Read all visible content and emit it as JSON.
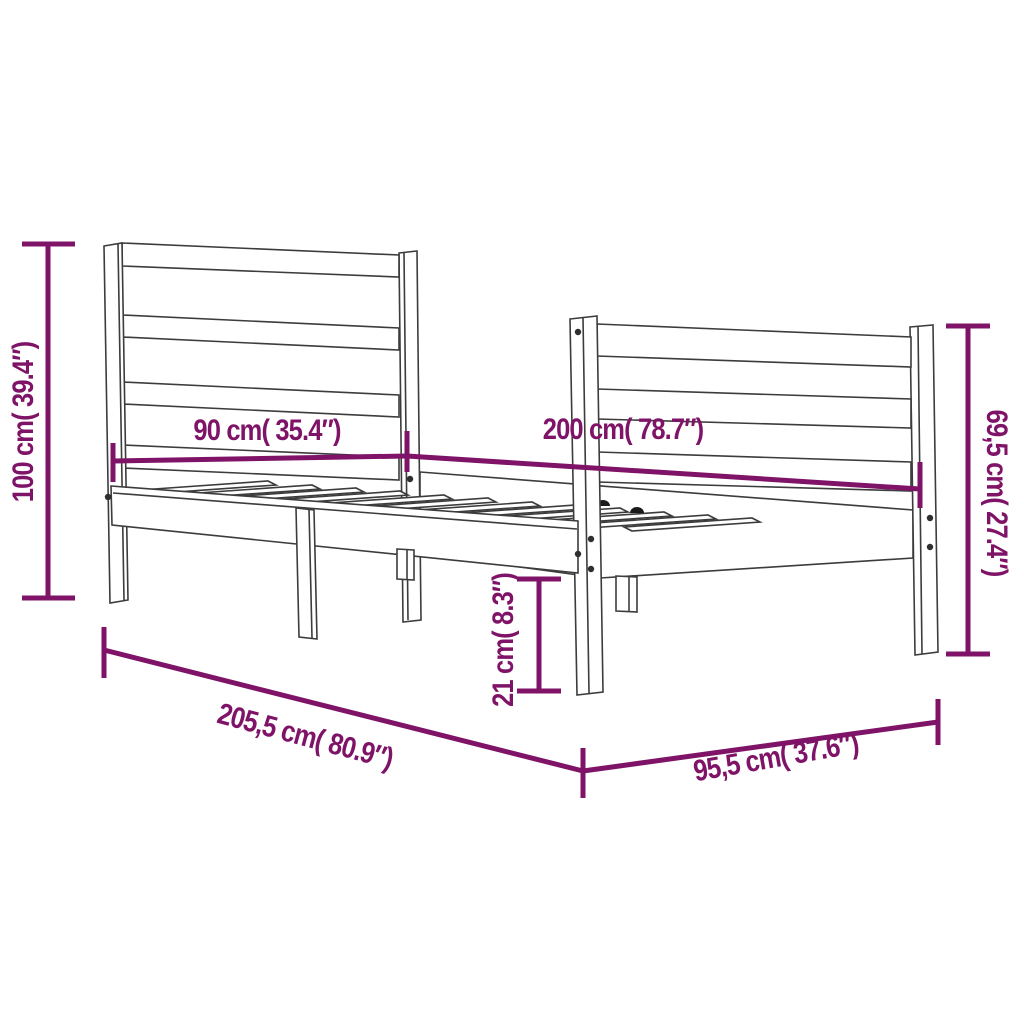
{
  "colors": {
    "accent": "#7f1367",
    "line_art": "#3c3c3c",
    "background": "#ffffff"
  },
  "diagram_type": "bed-frame dimension drawing",
  "dimensions": {
    "headboard_height": {
      "label": "100 cm( 39.4″)",
      "value_cm": "100",
      "value_inch": "39.4"
    },
    "headboard_width": {
      "label": "90 cm( 35.4″)",
      "value_cm": "90",
      "value_inch": "35.4"
    },
    "bed_length": {
      "label": "200 cm( 78.7″)",
      "value_cm": "200",
      "value_inch": "78.7"
    },
    "footboard_height": {
      "label": "69,5 cm( 27.4″)",
      "value_cm": "69,5",
      "value_inch": "27.4"
    },
    "rail_height": {
      "label": "21 cm( 8.3″)",
      "value_cm": "21",
      "value_inch": "8.3"
    },
    "frame_length": {
      "label": "205,5 cm( 80.9″)",
      "value_cm": "205,5",
      "value_inch": "80.9"
    },
    "frame_width": {
      "label": "95,5 cm( 37.6″)",
      "value_cm": "95,5",
      "value_inch": "37.6"
    }
  }
}
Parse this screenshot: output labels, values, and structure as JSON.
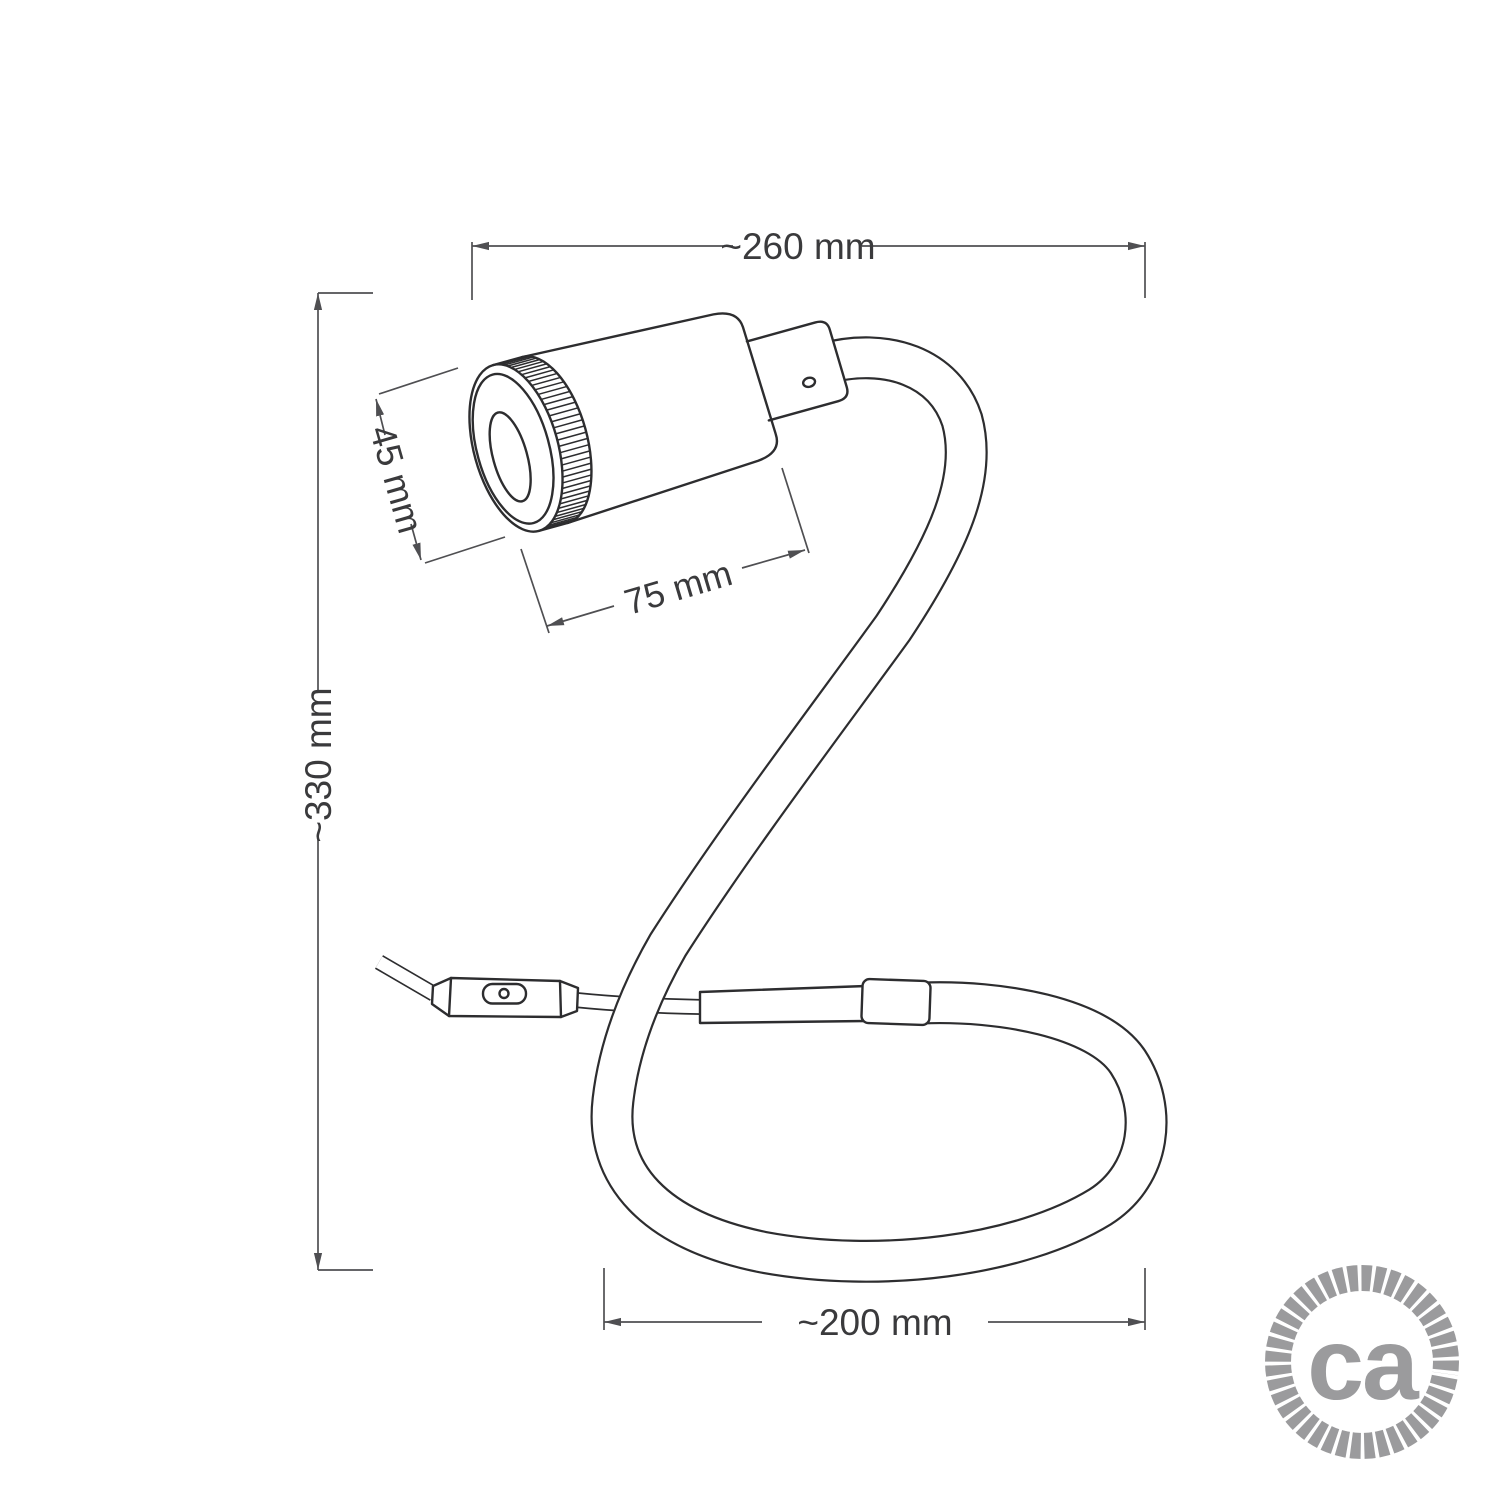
{
  "dimensions": {
    "width": "~260 mm",
    "height": "~330 mm",
    "spot_diameter": "45 mm",
    "spot_length": "75 mm",
    "base_width": "~200 mm"
  },
  "logo": {
    "text": "ca"
  },
  "colors": {
    "line": "#2d2d2f",
    "dimension": "#4f4f52",
    "text": "#3a3a3c",
    "logo_gray": "#9b9b9d",
    "background": "#ffffff"
  }
}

***

**INSTRUCTIONS FOR THE TASK:** Copy out all the data without changing anything, and drop the pictures.

**EXPECTED ANSWER:**
Read all visible content and emit it as JSON.
{
  "colors": {
    "accent": "#7f1367",
    "line_art": "#3c3c3c",
    "background": "#ffffff"
  },
  "diagram_type": "bed-frame dimension drawing",
  "dimensions": {
    "headboard_height": {
      "label": "100 cm( 39.4″)",
      "value_cm": "100",
      "value_inch": "39.4"
    },
    "headboard_width": {
      "label": "90 cm( 35.4″)",
      "value_cm": "90",
      "value_inch": "35.4"
    },
    "bed_length": {
      "label": "200 cm( 78.7″)",
      "value_cm": "200",
      "value_inch": "78.7"
    },
    "footboard_height": {
      "label": "69,5 cm( 27.4″)",
      "value_cm": "69,5",
      "value_inch": "27.4"
    },
    "rail_height": {
      "label": "21 cm( 8.3″)",
      "value_cm": "21",
      "value_inch": "8.3"
    },
    "frame_length": {
      "label": "205,5 cm( 80.9″)",
      "value_cm": "205,5",
      "value_inch": "80.9"
    },
    "frame_width": {
      "label": "95,5 cm( 37.6″)",
      "value_cm": "95,5",
      "value_inch": "37.6"
    }
  }
}
Parse this screenshot: output labels, values, and structure as JSON.
{
  "dimensions": {
    "width": "~260 mm",
    "height": "~330 mm",
    "spot_diameter": "45 mm",
    "spot_length": "75 mm",
    "base_width": "~200 mm"
  },
  "logo": {
    "text": "ca"
  },
  "colors": {
    "line": "#2d2d2f",
    "dimension": "#4f4f52",
    "text": "#3a3a3c",
    "logo_gray": "#9b9b9d",
    "background": "#ffffff"
  }
}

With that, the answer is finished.